──────── Data supplied

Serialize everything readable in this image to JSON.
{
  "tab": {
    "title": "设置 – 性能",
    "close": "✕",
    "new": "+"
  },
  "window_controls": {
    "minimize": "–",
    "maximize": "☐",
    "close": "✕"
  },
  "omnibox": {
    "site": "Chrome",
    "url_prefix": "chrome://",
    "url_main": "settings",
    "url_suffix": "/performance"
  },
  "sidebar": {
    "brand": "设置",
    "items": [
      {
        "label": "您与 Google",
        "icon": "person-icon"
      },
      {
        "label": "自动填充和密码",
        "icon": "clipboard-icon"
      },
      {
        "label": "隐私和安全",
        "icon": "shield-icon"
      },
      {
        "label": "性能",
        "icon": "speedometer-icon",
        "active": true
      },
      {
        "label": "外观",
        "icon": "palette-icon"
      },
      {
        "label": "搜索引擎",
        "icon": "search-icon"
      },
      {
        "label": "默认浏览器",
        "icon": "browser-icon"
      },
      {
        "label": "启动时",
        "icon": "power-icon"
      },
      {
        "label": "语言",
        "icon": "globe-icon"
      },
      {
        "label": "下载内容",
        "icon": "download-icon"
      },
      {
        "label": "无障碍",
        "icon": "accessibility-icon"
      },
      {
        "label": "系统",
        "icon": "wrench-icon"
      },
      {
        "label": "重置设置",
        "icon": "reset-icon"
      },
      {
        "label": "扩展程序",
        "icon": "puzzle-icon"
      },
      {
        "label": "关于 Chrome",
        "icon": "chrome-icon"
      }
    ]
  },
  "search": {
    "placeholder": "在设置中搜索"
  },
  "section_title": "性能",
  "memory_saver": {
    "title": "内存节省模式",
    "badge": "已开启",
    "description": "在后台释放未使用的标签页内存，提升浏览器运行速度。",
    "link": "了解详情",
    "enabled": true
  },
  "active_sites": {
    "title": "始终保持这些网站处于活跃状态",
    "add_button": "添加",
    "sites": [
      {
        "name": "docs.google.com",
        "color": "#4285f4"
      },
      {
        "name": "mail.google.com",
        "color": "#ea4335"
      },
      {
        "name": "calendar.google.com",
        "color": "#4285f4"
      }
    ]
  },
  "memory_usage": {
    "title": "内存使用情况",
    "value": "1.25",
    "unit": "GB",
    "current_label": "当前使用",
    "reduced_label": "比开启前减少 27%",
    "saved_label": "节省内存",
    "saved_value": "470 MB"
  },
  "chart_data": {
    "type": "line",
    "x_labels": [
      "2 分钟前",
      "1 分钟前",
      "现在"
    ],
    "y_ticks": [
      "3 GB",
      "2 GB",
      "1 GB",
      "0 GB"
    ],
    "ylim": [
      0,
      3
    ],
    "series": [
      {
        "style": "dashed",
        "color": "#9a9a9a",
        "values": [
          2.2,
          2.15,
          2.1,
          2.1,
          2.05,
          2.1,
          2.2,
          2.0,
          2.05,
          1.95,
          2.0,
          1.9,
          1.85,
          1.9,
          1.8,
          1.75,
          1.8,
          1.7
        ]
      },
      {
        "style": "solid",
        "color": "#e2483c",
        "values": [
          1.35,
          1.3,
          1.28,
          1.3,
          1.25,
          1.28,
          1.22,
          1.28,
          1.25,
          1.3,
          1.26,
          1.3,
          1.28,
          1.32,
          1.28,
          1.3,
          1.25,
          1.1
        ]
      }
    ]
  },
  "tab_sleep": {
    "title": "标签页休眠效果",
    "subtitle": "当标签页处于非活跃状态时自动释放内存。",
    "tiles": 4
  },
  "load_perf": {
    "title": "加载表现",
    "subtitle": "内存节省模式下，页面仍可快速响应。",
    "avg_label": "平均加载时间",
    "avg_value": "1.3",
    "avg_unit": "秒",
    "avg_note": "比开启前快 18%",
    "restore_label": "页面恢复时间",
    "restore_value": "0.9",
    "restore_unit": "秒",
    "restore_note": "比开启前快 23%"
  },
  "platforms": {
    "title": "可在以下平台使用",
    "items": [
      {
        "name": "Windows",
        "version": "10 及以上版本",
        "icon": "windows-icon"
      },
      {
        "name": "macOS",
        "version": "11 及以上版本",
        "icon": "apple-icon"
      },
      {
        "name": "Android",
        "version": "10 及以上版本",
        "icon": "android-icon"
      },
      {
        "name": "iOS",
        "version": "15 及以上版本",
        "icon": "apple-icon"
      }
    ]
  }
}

────────────────

## What the task requires
Tally the lines in the entries above that hold the word "subtitle". Reply with nothing but that count.

## The answer
2